======== Record extracts ========
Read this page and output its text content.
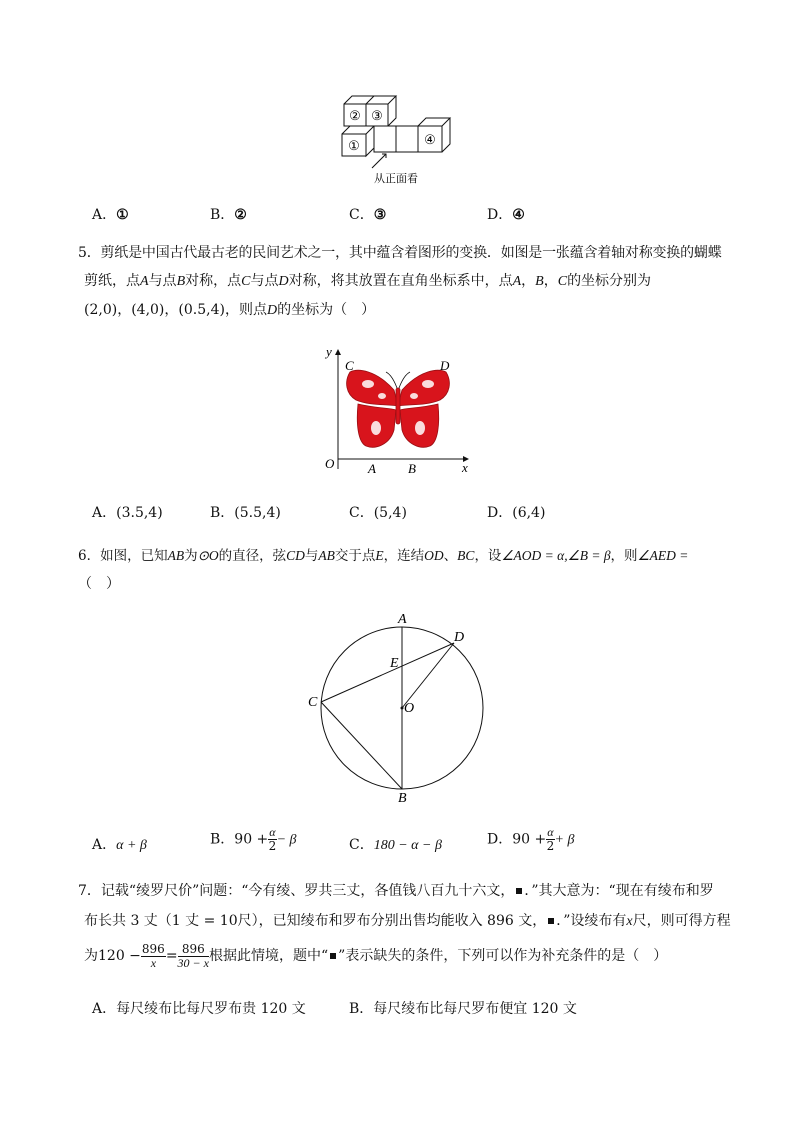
② ③
①	④
从正面看
A．①	B．②	C．③	D．④
5．剪纸是中国古代最古老的民间艺术之一，其中蕴含着图形的变换．如图是一张蕴含着轴对称变换的蝴蝶
剪纸，点A与点B对称，点C与点D对称，将其放置在直角坐标系中，点A，B，C的坐标分别为
(2,0)，(4,0)，(0.5,4)，则点D的坐标为（　）
y
x
O	A B
C	D
A．(3.5,4)	B．(5.5,4)	C．(5,4)	D．(6,4)
6．如图，已知AB为⊙O的直径，弦CD与AB交于点E，连结OD、BC，设∠AOD = α,∠B = β，则∠AED =
（　）
A
B
C
D
E
O
A．α + β	B．$90 + \frac{\alpha}{2} - \beta$	C．180 − α − β	D．$90 + \frac{\alpha}{2} + \beta$
7．记载“绫罗尺价”问题：“今有绫、罗共三丈，各值钱八百九十六文， ．”其大意为：“现在有绫布和罗
布长共 3 丈（1 丈 = 10尺），已知绫布和罗布分别出售均能收入 896 文， ．”设绫布有x尺，则可得方程
为$120 - \frac{896}{x} = \frac{896}{30 - x}$ 根据此情境，题中“ ”表示缺失的条件，下列可以作为补充条件的是（　）
A．每尺绫布比每尺罗布贵 120 文	B．每尺绫布比每尺罗布便宜 120 文
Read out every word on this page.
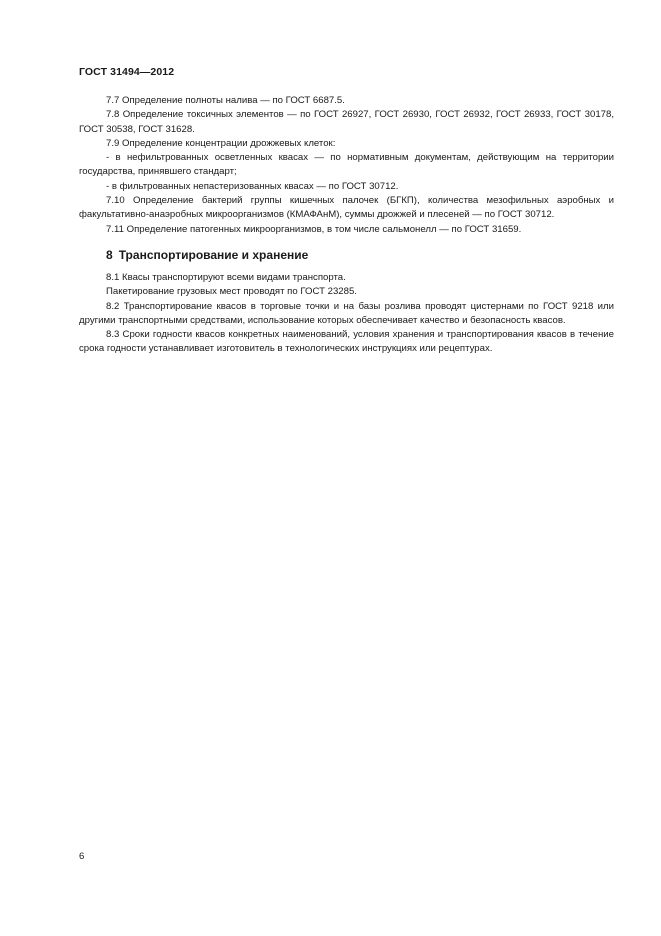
ГОСТ 31494—2012

7.7 Определение полноты налива — по ГОСТ 6687.5.

7.8 Определение токсичных элементов — по ГОСТ 26927, ГОСТ 26930, ГОСТ 26932, ГОСТ 26933, ГОСТ 30178, ГОСТ 30538, ГОСТ 31628.

7.9 Определение концентрации дрожжевых клеток:

- в нефильтрованных осветленных квасах — по нормативным документам, действующим на территории государства, принявшего стандарт;

- в фильтрованных непастеризованных квасах — по ГОСТ 30712.

7.10 Определение бактерий группы кишечных палочек (БГКП), количества мезофильных аэробных и факультативно-анаэробных микроорганизмов (КМАФАнМ), суммы дрожжей и плесеней — по ГОСТ 30712.

7.11 Определение патогенных микроорганизмов, в том числе сальмонелл — по ГОСТ 31659.

8 Транспортирование и хранение

8.1 Квасы транспортируют всеми видами транспорта.

Пакетирование грузовых мест проводят по ГОСТ 23285.

8.2 Транспортирование квасов в торговые точки и на базы розлива проводят цистернами по ГОСТ 9218 или другими транспортными средствами, использование которых обеспечивает качество и безопасность квасов.

8.3 Сроки годности квасов конкретных наименований, условия хранения и транспортирования квасов в течение срока годности устанавливает изготовитель в технологических инструкциях или рецептурах.

6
========
-- Directions for this task --
Find the lines holding "Определение" and list every one.

-- Finished answer --
7.7 Определение полноты налива — по ГОСТ 6687.5.
7.8 Определение токсичных элементов — по ГОСТ 26927, ГОСТ 26930, ГОСТ 26932, ГОСТ 26933, ГОСТ 30178, ГОСТ 30538, ГОСТ 31628.
7.9 Определение концентрации дрожжевых клеток:
7.10 Определение бактерий группы кишечных палочек (БГКП), количества мезофильных аэробных и факультативно-анаэробных микроорганизмов (КМАФАнМ), суммы дрожжей и плесеней — по ГОСТ 30712.
7.11 Определение патогенных микроорганизмов, в том числе сальмонелл — по ГОСТ 31659.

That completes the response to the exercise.